*What you are asked to do*: Locate each line below that includes "title" and reproduce it.

*Material for this exercise*:
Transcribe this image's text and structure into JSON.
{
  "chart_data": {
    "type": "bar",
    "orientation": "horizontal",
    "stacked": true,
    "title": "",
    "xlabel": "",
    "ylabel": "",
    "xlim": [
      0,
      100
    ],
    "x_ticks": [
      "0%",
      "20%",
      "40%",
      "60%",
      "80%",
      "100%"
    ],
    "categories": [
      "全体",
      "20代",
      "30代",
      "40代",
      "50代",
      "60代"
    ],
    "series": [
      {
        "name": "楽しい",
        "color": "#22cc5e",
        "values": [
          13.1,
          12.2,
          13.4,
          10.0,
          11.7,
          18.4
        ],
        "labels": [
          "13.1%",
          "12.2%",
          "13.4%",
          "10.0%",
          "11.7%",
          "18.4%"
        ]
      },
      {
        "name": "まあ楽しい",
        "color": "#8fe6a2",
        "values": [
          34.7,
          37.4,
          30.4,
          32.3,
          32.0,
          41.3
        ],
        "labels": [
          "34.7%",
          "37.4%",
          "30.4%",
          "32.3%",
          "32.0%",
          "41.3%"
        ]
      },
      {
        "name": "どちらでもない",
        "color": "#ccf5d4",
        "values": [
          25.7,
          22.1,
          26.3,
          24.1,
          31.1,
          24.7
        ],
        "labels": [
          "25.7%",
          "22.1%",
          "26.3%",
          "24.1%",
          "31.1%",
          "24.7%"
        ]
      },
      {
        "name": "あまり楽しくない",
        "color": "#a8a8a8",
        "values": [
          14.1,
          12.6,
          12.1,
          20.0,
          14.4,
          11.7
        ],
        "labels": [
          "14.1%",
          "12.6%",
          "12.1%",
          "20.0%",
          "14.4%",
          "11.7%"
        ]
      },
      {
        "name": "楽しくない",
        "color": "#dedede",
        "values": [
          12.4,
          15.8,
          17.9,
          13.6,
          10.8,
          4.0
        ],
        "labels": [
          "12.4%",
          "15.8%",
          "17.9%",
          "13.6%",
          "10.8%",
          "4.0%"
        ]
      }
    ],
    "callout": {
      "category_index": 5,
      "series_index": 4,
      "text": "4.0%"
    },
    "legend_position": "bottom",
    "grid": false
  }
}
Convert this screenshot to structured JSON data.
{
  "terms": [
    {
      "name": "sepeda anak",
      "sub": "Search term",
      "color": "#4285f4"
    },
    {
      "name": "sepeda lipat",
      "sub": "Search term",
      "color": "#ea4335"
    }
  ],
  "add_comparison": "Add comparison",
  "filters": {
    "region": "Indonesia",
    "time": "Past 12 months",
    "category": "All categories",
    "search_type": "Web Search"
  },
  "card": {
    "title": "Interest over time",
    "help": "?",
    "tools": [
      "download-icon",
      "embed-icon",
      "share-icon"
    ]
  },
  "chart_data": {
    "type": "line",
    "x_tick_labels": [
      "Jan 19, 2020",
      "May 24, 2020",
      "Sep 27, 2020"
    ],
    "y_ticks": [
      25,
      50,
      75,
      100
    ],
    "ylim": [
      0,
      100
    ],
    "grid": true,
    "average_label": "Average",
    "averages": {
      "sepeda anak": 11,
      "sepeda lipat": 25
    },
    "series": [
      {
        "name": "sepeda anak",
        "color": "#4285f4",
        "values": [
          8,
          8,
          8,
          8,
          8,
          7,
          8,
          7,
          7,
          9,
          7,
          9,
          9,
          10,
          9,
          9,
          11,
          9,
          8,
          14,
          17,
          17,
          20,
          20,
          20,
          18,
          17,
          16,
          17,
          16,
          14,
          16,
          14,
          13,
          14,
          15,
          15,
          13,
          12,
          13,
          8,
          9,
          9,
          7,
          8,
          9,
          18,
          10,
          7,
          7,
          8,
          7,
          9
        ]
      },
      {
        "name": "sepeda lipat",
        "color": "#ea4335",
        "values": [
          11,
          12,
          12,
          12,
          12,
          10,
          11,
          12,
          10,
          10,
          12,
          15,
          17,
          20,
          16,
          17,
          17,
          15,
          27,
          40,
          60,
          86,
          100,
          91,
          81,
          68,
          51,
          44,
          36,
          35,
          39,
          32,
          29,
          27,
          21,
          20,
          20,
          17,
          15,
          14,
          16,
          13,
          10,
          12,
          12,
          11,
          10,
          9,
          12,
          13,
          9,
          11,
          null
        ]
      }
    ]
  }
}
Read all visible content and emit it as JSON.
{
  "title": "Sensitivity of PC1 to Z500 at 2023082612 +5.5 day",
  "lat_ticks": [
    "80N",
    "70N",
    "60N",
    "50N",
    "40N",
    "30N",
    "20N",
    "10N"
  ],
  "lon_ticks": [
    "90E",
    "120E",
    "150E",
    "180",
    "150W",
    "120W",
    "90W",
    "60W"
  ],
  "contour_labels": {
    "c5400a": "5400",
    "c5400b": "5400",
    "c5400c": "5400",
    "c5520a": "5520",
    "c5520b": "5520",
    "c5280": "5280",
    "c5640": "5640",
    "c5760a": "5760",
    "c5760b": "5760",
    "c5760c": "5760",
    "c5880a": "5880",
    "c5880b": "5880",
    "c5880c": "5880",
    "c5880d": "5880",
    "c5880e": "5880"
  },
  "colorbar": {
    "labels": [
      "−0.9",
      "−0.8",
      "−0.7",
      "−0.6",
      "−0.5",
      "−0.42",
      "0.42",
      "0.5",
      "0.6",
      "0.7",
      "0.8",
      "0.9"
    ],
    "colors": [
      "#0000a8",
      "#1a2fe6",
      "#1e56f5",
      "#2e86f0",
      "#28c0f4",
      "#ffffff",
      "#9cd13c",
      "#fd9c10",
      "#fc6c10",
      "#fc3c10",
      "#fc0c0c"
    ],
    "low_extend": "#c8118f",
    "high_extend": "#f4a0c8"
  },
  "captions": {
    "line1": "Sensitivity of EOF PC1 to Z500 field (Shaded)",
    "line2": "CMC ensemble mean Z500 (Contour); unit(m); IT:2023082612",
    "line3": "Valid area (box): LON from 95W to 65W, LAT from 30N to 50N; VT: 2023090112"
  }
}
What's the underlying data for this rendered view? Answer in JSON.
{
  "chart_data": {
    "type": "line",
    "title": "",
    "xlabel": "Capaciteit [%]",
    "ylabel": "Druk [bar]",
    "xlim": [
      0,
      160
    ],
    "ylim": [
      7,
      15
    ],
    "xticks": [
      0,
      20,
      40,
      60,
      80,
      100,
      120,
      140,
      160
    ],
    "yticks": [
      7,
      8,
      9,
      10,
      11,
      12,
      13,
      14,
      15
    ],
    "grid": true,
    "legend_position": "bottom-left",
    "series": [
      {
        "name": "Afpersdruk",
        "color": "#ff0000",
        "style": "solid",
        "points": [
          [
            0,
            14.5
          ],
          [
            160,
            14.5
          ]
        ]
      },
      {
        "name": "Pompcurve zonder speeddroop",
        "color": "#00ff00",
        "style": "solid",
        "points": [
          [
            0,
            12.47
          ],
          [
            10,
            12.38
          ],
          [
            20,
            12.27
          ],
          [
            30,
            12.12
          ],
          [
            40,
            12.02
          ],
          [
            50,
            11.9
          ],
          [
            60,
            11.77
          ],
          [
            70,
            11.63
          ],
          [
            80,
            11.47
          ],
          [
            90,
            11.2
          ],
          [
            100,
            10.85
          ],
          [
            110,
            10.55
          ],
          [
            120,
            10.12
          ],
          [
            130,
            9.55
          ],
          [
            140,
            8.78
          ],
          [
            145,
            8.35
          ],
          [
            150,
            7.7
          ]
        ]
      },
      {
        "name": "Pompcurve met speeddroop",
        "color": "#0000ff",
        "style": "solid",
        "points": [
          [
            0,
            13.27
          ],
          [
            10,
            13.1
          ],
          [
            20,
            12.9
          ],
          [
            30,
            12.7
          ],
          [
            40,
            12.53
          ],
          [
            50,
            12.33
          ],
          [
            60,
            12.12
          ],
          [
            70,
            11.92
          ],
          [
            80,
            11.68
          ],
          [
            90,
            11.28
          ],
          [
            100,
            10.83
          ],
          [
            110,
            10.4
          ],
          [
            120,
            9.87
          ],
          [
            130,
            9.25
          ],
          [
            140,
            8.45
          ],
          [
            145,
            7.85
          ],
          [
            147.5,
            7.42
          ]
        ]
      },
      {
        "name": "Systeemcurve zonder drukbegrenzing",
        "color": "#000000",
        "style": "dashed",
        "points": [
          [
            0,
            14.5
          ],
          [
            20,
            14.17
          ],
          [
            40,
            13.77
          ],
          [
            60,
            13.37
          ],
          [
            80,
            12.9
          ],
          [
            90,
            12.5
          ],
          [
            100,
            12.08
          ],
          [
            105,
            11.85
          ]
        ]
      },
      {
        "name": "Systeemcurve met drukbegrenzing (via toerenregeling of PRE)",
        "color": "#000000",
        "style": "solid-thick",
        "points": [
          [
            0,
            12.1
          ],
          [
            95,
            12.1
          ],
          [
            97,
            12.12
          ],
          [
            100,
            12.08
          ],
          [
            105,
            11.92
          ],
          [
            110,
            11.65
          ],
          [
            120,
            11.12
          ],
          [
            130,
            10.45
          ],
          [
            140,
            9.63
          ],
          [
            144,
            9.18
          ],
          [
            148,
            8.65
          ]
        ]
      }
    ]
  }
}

*Answer for the task*:
    "title": "",
    "title": "Interest over time",
  "title": "Sensitivity of PC1 to Z500 at 2023082612 +5.5 day",
    "title": "",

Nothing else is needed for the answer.